The data below needs to be returned exactly, line for line.

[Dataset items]
------------------------------------------------------------
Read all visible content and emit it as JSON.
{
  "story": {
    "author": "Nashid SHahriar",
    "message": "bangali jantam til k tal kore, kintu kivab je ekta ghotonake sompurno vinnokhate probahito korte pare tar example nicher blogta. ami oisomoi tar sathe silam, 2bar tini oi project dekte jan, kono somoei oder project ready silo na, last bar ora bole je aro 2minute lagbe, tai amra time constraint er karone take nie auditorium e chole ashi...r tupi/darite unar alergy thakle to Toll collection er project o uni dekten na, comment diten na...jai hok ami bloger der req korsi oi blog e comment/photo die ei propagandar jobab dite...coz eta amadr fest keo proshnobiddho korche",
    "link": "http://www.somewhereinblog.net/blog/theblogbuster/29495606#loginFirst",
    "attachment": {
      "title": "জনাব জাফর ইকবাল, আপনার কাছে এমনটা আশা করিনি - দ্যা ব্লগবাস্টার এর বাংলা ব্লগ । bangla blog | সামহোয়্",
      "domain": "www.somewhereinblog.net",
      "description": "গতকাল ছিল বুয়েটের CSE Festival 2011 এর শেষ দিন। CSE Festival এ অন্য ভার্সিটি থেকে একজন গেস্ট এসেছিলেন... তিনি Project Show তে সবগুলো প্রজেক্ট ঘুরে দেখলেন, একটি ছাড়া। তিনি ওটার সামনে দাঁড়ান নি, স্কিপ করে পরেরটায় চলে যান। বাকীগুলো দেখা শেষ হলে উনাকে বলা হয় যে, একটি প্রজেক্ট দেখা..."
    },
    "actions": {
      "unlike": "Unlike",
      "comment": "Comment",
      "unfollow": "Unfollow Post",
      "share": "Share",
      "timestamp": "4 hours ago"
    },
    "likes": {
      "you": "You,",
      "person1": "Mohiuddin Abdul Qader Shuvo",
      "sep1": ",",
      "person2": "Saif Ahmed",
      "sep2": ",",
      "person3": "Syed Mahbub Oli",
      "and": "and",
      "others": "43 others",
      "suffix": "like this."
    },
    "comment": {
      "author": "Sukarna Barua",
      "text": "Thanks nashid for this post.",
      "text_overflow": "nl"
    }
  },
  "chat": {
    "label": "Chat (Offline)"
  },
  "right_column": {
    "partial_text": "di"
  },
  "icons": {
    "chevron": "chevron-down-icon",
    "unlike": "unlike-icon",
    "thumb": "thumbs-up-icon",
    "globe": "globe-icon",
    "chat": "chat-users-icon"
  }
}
------------------------------------------------------------
▶ _Solution to this problem_
Read all visible content and emit it as JSON.
{
  "story": {
    "author": "Nashid SHahriar",
    "message": "bangali jantam til k tal kore, kintu kivab je ekta ghotonake sompurno vinnokhate probahito korte pare tar example nicher blogta. ami oisomoi tar sathe silam, 2bar tini oi project dekte jan, kono somoei oder project ready silo na, last bar ora bole je aro 2minute lagbe, tai amra time constraint er karone take nie auditorium e chole ashi...r tupi/darite unar alergy thakle to Toll collection er project o uni dekten na, comment diten na...jai hok ami bloger der req korsi oi blog e comment/photo die ei propagandar jobab dite...coz eta amadr fest keo proshnobiddho korche",
    "link": "http://www.somewhereinblog.net/blog/theblogbuster/29495606#loginFirst",
    "attachment": {
      "title": "জনাব জাফর ইকবাল, আপনার কাছে এমনটা আশা করিনি - দ্যা ব্লগবাস্টার এর বাংলা ব্লগ । bangla blog | সামহোয়্",
      "domain": "www.somewhereinblog.net",
      "description": "গতকাল ছিল বুয়েটের CSE Festival 2011 এর শেষ দিন। CSE Festival এ অন্য ভার্সিটি থেকে একজন গেস্ট এসেছিলেন... তিনি Project Show তে সবগুলো প্রজেক্ট ঘুরে দেখলেন, একটি ছাড়া। তিনি ওটার সামনে দাঁড়ান নি, স্কিপ করে পরেরটায় চলে যান। বাকীগুলো দেখা শেষ হলে উনাকে বলা হয় যে, একটি প্রজেক্ট দেখা..."
    },
    "actions": {
      "unlike": "Unlike",
      "comment": "Comment",
      "unfollow": "Unfollow Post",
      "share": "Share",
      "timestamp": "4 hours ago"
    },
    "likes": {
      "you": "You,",
      "person1": "Mohiuddin Abdul Qader Shuvo",
      "sep1": ",",
      "person2": "Saif Ahmed",
      "sep2": ",",
      "person3": "Syed Mahbub Oli",
      "and": "and",
      "others": "43 others",
      "suffix": "like this."
    },
    "comment": {
      "author": "Sukarna Barua",
      "text": "Thanks nashid for this post.",
      "text_overflow": "nl"
    }
  },
  "chat": {
    "label": "Chat (Offline)"
  },
  "right_column": {
    "partial_text": "di"
  },
  "icons": {
    "chevron": "chevron-down-icon",
    "unlike": "unlike-icon",
    "thumb": "thumbs-up-icon",
    "globe": "globe-icon",
    "chat": "chat-users-icon"
  }
}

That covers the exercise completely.